» **MATERIAL FOR THIS EXERCISE**
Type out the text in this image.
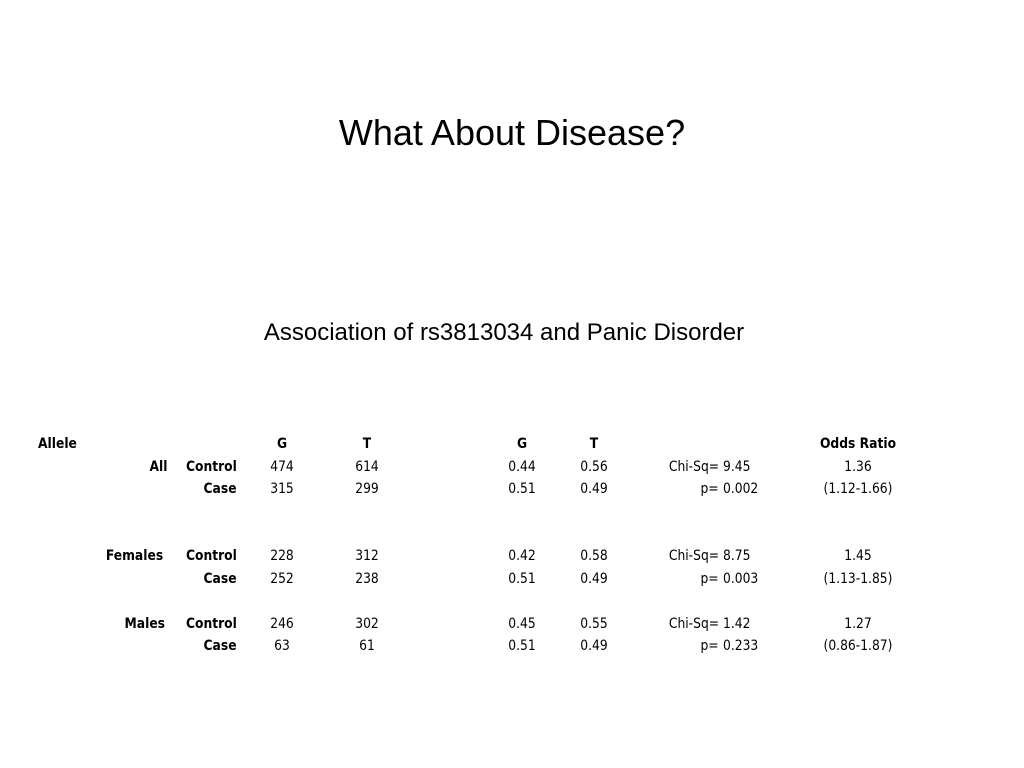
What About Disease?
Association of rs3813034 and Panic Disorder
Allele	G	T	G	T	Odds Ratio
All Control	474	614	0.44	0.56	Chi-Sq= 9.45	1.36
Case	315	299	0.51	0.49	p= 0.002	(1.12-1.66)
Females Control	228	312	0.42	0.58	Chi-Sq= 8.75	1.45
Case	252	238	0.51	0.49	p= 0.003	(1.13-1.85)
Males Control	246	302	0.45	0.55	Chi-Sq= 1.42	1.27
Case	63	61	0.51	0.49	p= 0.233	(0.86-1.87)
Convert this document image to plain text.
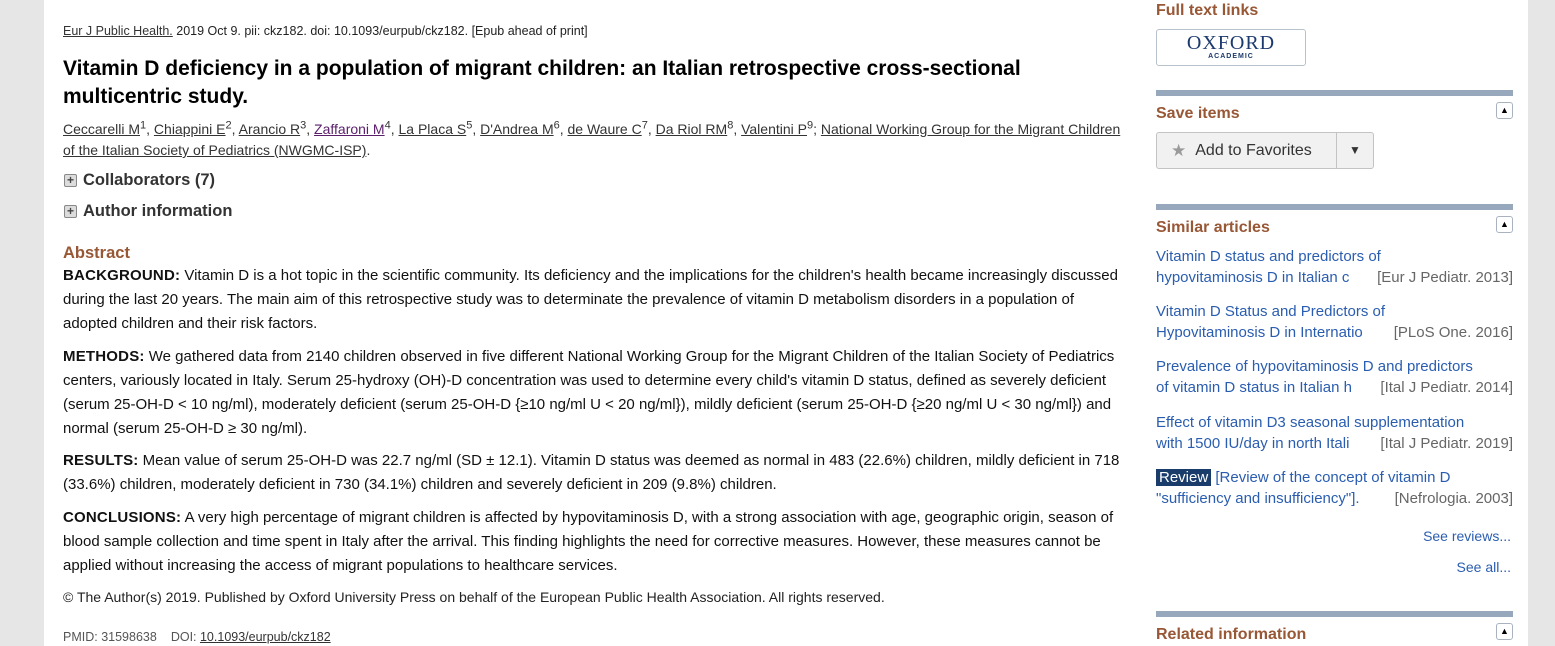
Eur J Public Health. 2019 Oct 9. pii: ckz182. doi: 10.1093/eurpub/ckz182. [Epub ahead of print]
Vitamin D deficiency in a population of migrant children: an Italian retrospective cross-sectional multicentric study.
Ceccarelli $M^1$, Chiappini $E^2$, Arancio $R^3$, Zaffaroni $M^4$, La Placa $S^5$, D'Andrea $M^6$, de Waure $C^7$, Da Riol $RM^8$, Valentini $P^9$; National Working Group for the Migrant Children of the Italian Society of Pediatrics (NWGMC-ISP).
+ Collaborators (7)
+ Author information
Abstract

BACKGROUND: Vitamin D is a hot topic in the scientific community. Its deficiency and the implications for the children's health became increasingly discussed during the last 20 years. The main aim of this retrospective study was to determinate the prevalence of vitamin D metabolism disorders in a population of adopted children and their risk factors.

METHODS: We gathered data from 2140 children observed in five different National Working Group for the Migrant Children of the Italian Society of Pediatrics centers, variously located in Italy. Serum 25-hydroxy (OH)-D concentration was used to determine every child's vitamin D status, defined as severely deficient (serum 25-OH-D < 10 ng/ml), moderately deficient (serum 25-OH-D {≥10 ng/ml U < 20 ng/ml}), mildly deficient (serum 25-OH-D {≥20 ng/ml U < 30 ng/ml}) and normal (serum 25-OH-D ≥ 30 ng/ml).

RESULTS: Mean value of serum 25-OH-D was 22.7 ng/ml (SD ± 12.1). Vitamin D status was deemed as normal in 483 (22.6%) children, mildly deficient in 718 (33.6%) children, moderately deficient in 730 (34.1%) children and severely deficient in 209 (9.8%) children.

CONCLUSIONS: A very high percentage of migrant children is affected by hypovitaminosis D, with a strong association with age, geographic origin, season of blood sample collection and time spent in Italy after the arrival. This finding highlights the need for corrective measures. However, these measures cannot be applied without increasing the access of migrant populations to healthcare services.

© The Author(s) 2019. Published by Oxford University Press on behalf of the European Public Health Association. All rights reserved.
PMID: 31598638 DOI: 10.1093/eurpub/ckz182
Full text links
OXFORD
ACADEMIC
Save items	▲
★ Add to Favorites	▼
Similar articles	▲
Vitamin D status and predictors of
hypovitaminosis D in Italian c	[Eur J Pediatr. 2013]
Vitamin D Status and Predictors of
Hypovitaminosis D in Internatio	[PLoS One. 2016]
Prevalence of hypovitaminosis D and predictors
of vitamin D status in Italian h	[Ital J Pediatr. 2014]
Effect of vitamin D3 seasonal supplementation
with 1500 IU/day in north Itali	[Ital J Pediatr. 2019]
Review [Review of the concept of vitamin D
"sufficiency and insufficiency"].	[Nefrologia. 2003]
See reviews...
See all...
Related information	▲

» **WHAT TO DO**
Every line is to be duplicated exactly, though pictures stay out.

» **EXPECTED ANSWER**
Type out the text in this image.
What About Disease?
Association of rs3813034 and Panic Disorder
Allele	G	T	G	T	Odds Ratio
All Control	474	614	0.44	0.56	Chi-Sq= 9.45	1.36
Case	315	299	0.51	0.49	p= 0.002	(1.12-1.66)
Females Control	228	312	0.42	0.58	Chi-Sq= 8.75	1.45
Case	252	238	0.51	0.49	p= 0.003	(1.13-1.85)
Males Control	246	302	0.45	0.55	Chi-Sq= 1.42	1.27
Case	63	61	0.51	0.49	p= 0.233	(0.86-1.87)
Convert this document image to plain text.
Eur J Public Health. 2019 Oct 9. pii: ckz182. doi: 10.1093/eurpub/ckz182. [Epub ahead of print]
Vitamin D deficiency in a population of migrant children: an Italian retrospective cross-sectional multicentric study.
Ceccarelli $M^1$, Chiappini $E^2$, Arancio $R^3$, Zaffaroni $M^4$, La Placa $S^5$, D'Andrea $M^6$, de Waure $C^7$, Da Riol $RM^8$, Valentini $P^9$; National Working Group for the Migrant Children of the Italian Society of Pediatrics (NWGMC-ISP).
+ Collaborators (7)
+ Author information
Abstract

BACKGROUND: Vitamin D is a hot topic in the scientific community. Its deficiency and the implications for the children's health became increasingly discussed during the last 20 years. The main aim of this retrospective study was to determinate the prevalence of vitamin D metabolism disorders in a population of adopted children and their risk factors.

METHODS: We gathered data from 2140 children observed in five different National Working Group for the Migrant Children of the Italian Society of Pediatrics centers, variously located in Italy. Serum 25-hydroxy (OH)-D concentration was used to determine every child's vitamin D status, defined as severely deficient (serum 25-OH-D < 10 ng/ml), moderately deficient (serum 25-OH-D {≥10 ng/ml U < 20 ng/ml}), mildly deficient (serum 25-OH-D {≥20 ng/ml U < 30 ng/ml}) and normal (serum 25-OH-D ≥ 30 ng/ml).

RESULTS: Mean value of serum 25-OH-D was 22.7 ng/ml (SD ± 12.1). Vitamin D status was deemed as normal in 483 (22.6%) children, mildly deficient in 718 (33.6%) children, moderately deficient in 730 (34.1%) children and severely deficient in 209 (9.8%) children.

CONCLUSIONS: A very high percentage of migrant children is affected by hypovitaminosis D, with a strong association with age, geographic origin, season of blood sample collection and time spent in Italy after the arrival. This finding highlights the need for corrective measures. However, these measures cannot be applied without increasing the access of migrant populations to healthcare services.

© The Author(s) 2019. Published by Oxford University Press on behalf of the European Public Health Association. All rights reserved.
PMID: 31598638 DOI: 10.1093/eurpub/ckz182
Full text links
OXFORD
ACADEMIC
Save items	▲
★ Add to Favorites	▼
Similar articles	▲
Vitamin D status and predictors of
hypovitaminosis D in Italian c	[Eur J Pediatr. 2013]
Vitamin D Status and Predictors of
Hypovitaminosis D in Internatio	[PLoS One. 2016]
Prevalence of hypovitaminosis D and predictors
of vitamin D status in Italian h	[Ital J Pediatr. 2014]
Effect of vitamin D3 seasonal supplementation
with 1500 IU/day in north Itali	[Ital J Pediatr. 2019]
Review [Review of the concept of vitamin D
"sufficiency and insufficiency"].	[Nefrologia. 2003]
See reviews...
See all...
Related information	▲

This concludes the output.